## Start

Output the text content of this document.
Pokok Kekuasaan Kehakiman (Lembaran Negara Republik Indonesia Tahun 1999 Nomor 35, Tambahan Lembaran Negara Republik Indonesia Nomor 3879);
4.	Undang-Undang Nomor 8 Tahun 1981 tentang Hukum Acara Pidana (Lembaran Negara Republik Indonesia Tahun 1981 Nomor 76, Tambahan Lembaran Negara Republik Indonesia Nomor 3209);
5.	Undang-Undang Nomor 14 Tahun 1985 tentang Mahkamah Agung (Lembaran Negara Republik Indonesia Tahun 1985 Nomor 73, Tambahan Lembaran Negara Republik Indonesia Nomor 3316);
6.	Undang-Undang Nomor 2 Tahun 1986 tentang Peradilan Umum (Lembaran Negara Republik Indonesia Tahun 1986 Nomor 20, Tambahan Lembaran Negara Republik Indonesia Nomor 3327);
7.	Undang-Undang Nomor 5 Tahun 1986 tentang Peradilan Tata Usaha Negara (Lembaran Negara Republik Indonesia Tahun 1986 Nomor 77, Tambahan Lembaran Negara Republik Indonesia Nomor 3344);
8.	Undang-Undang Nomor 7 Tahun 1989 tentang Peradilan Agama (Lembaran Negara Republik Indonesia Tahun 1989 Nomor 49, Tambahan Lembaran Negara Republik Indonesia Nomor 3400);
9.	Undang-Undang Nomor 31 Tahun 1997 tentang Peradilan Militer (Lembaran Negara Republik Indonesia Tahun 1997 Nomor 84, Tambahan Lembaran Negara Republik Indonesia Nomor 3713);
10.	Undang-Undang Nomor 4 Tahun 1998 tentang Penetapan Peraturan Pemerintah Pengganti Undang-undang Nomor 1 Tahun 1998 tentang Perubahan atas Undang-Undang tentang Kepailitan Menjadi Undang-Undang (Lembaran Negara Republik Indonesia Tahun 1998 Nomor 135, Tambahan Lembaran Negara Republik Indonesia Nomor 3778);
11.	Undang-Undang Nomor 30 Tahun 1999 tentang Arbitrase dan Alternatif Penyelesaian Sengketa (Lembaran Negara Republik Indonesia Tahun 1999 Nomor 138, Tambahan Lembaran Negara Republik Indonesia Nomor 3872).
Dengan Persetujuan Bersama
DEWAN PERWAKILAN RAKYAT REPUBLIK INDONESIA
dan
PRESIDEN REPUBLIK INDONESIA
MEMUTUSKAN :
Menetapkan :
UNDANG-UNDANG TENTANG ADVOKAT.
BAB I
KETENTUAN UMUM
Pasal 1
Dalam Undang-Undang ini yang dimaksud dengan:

## End

--- WHAT NEEDS TO BE DONE ---
All of the entries above must be quoted exactly.

--- THE OUTPUT ---
Output the text content of this document.
Pokok Kekuasaan Kehakiman (Lembaran Negara Republik Indonesia Tahun 1999 Nomor 35, Tambahan Lembaran Negara Republik Indonesia Nomor 3879);
4.	Undang-Undang Nomor 8 Tahun 1981 tentang Hukum Acara Pidana (Lembaran Negara Republik Indonesia Tahun 1981 Nomor 76, Tambahan Lembaran Negara Republik Indonesia Nomor 3209);
5.	Undang-Undang Nomor 14 Tahun 1985 tentang Mahkamah Agung (Lembaran Negara Republik Indonesia Tahun 1985 Nomor 73, Tambahan Lembaran Negara Republik Indonesia Nomor 3316);
6.	Undang-Undang Nomor 2 Tahun 1986 tentang Peradilan Umum (Lembaran Negara Republik Indonesia Tahun 1986 Nomor 20, Tambahan Lembaran Negara Republik Indonesia Nomor 3327);
7.	Undang-Undang Nomor 5 Tahun 1986 tentang Peradilan Tata Usaha Negara (Lembaran Negara Republik Indonesia Tahun 1986 Nomor 77, Tambahan Lembaran Negara Republik Indonesia Nomor 3344);
8.	Undang-Undang Nomor 7 Tahun 1989 tentang Peradilan Agama (Lembaran Negara Republik Indonesia Tahun 1989 Nomor 49, Tambahan Lembaran Negara Republik Indonesia Nomor 3400);
9.	Undang-Undang Nomor 31 Tahun 1997 tentang Peradilan Militer (Lembaran Negara Republik Indonesia Tahun 1997 Nomor 84, Tambahan Lembaran Negara Republik Indonesia Nomor 3713);
10.	Undang-Undang Nomor 4 Tahun 1998 tentang Penetapan Peraturan Pemerintah Pengganti Undang-undang Nomor 1 Tahun 1998 tentang Perubahan atas Undang-Undang tentang Kepailitan Menjadi Undang-Undang (Lembaran Negara Republik Indonesia Tahun 1998 Nomor 135, Tambahan Lembaran Negara Republik Indonesia Nomor 3778);
11.	Undang-Undang Nomor 30 Tahun 1999 tentang Arbitrase dan Alternatif Penyelesaian Sengketa (Lembaran Negara Republik Indonesia Tahun 1999 Nomor 138, Tambahan Lembaran Negara Republik Indonesia Nomor 3872).
Dengan Persetujuan Bersama
DEWAN PERWAKILAN RAKYAT REPUBLIK INDONESIA
dan
PRESIDEN REPUBLIK INDONESIA
MEMUTUSKAN :
Menetapkan :
UNDANG-UNDANG TENTANG ADVOKAT.
BAB I
KETENTUAN UMUM
Pasal 1
Dalam Undang-Undang ini yang dimaksud dengan:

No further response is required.